◆ EXERCISE OBJECTIVE
Print the entries below in their entirety, exactly as they are written.

◆ RAW DATA
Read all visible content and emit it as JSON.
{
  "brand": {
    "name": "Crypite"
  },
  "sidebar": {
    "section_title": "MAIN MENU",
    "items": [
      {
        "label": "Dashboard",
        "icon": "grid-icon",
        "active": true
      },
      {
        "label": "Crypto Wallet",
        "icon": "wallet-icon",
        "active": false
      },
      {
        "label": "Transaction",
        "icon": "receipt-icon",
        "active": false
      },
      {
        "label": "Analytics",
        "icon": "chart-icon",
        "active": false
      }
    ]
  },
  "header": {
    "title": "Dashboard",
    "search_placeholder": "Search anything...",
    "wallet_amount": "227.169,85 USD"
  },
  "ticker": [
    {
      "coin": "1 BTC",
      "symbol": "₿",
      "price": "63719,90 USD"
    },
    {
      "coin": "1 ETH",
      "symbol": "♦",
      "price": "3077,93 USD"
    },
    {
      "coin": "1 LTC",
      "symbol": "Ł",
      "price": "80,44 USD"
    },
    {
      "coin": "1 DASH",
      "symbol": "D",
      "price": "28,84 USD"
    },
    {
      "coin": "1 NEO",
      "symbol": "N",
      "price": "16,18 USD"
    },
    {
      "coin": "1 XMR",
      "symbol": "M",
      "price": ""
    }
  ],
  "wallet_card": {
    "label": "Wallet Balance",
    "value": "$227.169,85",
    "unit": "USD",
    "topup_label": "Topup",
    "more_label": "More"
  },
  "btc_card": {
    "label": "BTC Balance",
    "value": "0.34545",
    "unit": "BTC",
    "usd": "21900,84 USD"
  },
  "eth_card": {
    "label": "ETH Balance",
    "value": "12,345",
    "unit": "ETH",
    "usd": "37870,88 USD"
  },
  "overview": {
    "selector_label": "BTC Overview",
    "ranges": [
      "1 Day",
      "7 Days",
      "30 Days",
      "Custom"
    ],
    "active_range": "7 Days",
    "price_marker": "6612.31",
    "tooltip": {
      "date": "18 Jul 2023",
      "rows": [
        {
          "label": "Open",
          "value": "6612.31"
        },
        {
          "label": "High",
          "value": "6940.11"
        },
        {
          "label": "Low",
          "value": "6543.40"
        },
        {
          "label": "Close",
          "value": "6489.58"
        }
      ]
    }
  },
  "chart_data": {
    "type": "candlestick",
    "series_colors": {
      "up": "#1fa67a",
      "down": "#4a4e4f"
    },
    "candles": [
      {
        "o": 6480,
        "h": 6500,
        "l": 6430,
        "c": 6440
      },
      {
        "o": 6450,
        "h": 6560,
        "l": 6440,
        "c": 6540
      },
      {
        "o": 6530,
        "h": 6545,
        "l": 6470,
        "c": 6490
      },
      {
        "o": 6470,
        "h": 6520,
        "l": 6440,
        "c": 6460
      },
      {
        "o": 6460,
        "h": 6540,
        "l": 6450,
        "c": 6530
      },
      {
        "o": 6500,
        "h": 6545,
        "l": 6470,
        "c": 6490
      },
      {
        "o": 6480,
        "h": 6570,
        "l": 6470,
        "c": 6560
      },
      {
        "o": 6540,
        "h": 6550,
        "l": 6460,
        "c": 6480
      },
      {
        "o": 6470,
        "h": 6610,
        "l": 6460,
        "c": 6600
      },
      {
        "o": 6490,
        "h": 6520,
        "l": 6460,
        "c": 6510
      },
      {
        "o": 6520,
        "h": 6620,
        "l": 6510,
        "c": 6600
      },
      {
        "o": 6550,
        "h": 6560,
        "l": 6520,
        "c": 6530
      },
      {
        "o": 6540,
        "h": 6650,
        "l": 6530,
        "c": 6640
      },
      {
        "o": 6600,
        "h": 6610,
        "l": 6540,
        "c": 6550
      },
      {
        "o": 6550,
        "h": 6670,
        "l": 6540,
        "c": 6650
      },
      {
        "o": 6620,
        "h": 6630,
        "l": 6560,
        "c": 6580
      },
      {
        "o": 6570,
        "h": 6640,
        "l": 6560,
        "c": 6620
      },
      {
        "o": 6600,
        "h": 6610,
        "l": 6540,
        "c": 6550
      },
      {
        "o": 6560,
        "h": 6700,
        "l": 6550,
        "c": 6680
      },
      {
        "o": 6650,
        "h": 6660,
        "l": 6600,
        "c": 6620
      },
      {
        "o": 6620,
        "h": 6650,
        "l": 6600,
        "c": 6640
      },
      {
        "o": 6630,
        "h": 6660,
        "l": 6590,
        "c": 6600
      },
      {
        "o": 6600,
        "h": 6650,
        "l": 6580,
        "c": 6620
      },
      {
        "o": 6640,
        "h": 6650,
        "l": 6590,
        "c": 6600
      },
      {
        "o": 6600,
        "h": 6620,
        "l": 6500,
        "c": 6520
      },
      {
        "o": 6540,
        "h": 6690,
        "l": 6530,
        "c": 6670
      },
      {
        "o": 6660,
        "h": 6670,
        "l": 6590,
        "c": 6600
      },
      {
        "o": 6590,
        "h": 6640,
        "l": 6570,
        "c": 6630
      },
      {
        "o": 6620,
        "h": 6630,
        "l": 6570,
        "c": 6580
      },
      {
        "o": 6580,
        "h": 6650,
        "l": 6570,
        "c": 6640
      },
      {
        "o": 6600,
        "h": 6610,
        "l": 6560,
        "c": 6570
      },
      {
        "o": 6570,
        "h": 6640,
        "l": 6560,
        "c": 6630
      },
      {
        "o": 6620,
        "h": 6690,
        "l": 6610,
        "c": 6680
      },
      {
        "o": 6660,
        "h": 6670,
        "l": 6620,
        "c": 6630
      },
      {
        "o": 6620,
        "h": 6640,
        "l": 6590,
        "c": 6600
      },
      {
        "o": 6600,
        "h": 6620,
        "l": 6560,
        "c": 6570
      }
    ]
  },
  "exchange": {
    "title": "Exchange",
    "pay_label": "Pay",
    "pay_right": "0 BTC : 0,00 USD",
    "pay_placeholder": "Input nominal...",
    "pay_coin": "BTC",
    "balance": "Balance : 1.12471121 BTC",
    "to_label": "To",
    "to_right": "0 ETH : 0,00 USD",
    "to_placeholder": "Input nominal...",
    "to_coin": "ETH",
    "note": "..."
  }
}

◆ RESPONSE TO THIS EXERCISE
Read all visible content and emit it as JSON.
{
  "brand": {
    "name": "Crypite"
  },
  "sidebar": {
    "section_title": "MAIN MENU",
    "items": [
      {
        "label": "Dashboard",
        "icon": "grid-icon",
        "active": true
      },
      {
        "label": "Crypto Wallet",
        "icon": "wallet-icon",
        "active": false
      },
      {
        "label": "Transaction",
        "icon": "receipt-icon",
        "active": false
      },
      {
        "label": "Analytics",
        "icon": "chart-icon",
        "active": false
      }
    ]
  },
  "header": {
    "title": "Dashboard",
    "search_placeholder": "Search anything...",
    "wallet_amount": "227.169,85 USD"
  },
  "ticker": [
    {
      "coin": "1 BTC",
      "symbol": "₿",
      "price": "63719,90 USD"
    },
    {
      "coin": "1 ETH",
      "symbol": "♦",
      "price": "3077,93 USD"
    },
    {
      "coin": "1 LTC",
      "symbol": "Ł",
      "price": "80,44 USD"
    },
    {
      "coin": "1 DASH",
      "symbol": "D",
      "price": "28,84 USD"
    },
    {
      "coin": "1 NEO",
      "symbol": "N",
      "price": "16,18 USD"
    },
    {
      "coin": "1 XMR",
      "symbol": "M",
      "price": ""
    }
  ],
  "wallet_card": {
    "label": "Wallet Balance",
    "value": "$227.169,85",
    "unit": "USD",
    "topup_label": "Topup",
    "more_label": "More"
  },
  "btc_card": {
    "label": "BTC Balance",
    "value": "0.34545",
    "unit": "BTC",
    "usd": "21900,84 USD"
  },
  "eth_card": {
    "label": "ETH Balance",
    "value": "12,345",
    "unit": "ETH",
    "usd": "37870,88 USD"
  },
  "overview": {
    "selector_label": "BTC Overview",
    "ranges": [
      "1 Day",
      "7 Days",
      "30 Days",
      "Custom"
    ],
    "active_range": "7 Days",
    "price_marker": "6612.31",
    "tooltip": {
      "date": "18 Jul 2023",
      "rows": [
        {
          "label": "Open",
          "value": "6612.31"
        },
        {
          "label": "High",
          "value": "6940.11"
        },
        {
          "label": "Low",
          "value": "6543.40"
        },
        {
          "label": "Close",
          "value": "6489.58"
        }
      ]
    }
  },
  "chart_data": {
    "type": "candlestick",
    "series_colors": {
      "up": "#1fa67a",
      "down": "#4a4e4f"
    },
    "candles": [
      {
        "o": 6480,
        "h": 6500,
        "l": 6430,
        "c": 6440
      },
      {
        "o": 6450,
        "h": 6560,
        "l": 6440,
        "c": 6540
      },
      {
        "o": 6530,
        "h": 6545,
        "l": 6470,
        "c": 6490
      },
      {
        "o": 6470,
        "h": 6520,
        "l": 6440,
        "c": 6460
      },
      {
        "o": 6460,
        "h": 6540,
        "l": 6450,
        "c": 6530
      },
      {
        "o": 6500,
        "h": 6545,
        "l": 6470,
        "c": 6490
      },
      {
        "o": 6480,
        "h": 6570,
        "l": 6470,
        "c": 6560
      },
      {
        "o": 6540,
        "h": 6550,
        "l": 6460,
        "c": 6480
      },
      {
        "o": 6470,
        "h": 6610,
        "l": 6460,
        "c": 6600
      },
      {
        "o": 6490,
        "h": 6520,
        "l": 6460,
        "c": 6510
      },
      {
        "o": 6520,
        "h": 6620,
        "l": 6510,
        "c": 6600
      },
      {
        "o": 6550,
        "h": 6560,
        "l": 6520,
        "c": 6530
      },
      {
        "o": 6540,
        "h": 6650,
        "l": 6530,
        "c": 6640
      },
      {
        "o": 6600,
        "h": 6610,
        "l": 6540,
        "c": 6550
      },
      {
        "o": 6550,
        "h": 6670,
        "l": 6540,
        "c": 6650
      },
      {
        "o": 6620,
        "h": 6630,
        "l": 6560,
        "c": 6580
      },
      {
        "o": 6570,
        "h": 6640,
        "l": 6560,
        "c": 6620
      },
      {
        "o": 6600,
        "h": 6610,
        "l": 6540,
        "c": 6550
      },
      {
        "o": 6560,
        "h": 6700,
        "l": 6550,
        "c": 6680
      },
      {
        "o": 6650,
        "h": 6660,
        "l": 6600,
        "c": 6620
      },
      {
        "o": 6620,
        "h": 6650,
        "l": 6600,
        "c": 6640
      },
      {
        "o": 6630,
        "h": 6660,
        "l": 6590,
        "c": 6600
      },
      {
        "o": 6600,
        "h": 6650,
        "l": 6580,
        "c": 6620
      },
      {
        "o": 6640,
        "h": 6650,
        "l": 6590,
        "c": 6600
      },
      {
        "o": 6600,
        "h": 6620,
        "l": 6500,
        "c": 6520
      },
      {
        "o": 6540,
        "h": 6690,
        "l": 6530,
        "c": 6670
      },
      {
        "o": 6660,
        "h": 6670,
        "l": 6590,
        "c": 6600
      },
      {
        "o": 6590,
        "h": 6640,
        "l": 6570,
        "c": 6630
      },
      {
        "o": 6620,
        "h": 6630,
        "l": 6570,
        "c": 6580
      },
      {
        "o": 6580,
        "h": 6650,
        "l": 6570,
        "c": 6640
      },
      {
        "o": 6600,
        "h": 6610,
        "l": 6560,
        "c": 6570
      },
      {
        "o": 6570,
        "h": 6640,
        "l": 6560,
        "c": 6630
      },
      {
        "o": 6620,
        "h": 6690,
        "l": 6610,
        "c": 6680
      },
      {
        "o": 6660,
        "h": 6670,
        "l": 6620,
        "c": 6630
      },
      {
        "o": 6620,
        "h": 6640,
        "l": 6590,
        "c": 6600
      },
      {
        "o": 6600,
        "h": 6620,
        "l": 6560,
        "c": 6570
      }
    ]
  },
  "exchange": {
    "title": "Exchange",
    "pay_label": "Pay",
    "pay_right": "0 BTC : 0,00 USD",
    "pay_placeholder": "Input nominal...",
    "pay_coin": "BTC",
    "balance": "Balance : 1.12471121 BTC",
    "to_label": "To",
    "to_right": "0 ETH : 0,00 USD",
    "to_placeholder": "Input nominal...",
    "to_coin": "ETH",
    "note": "..."
  }
}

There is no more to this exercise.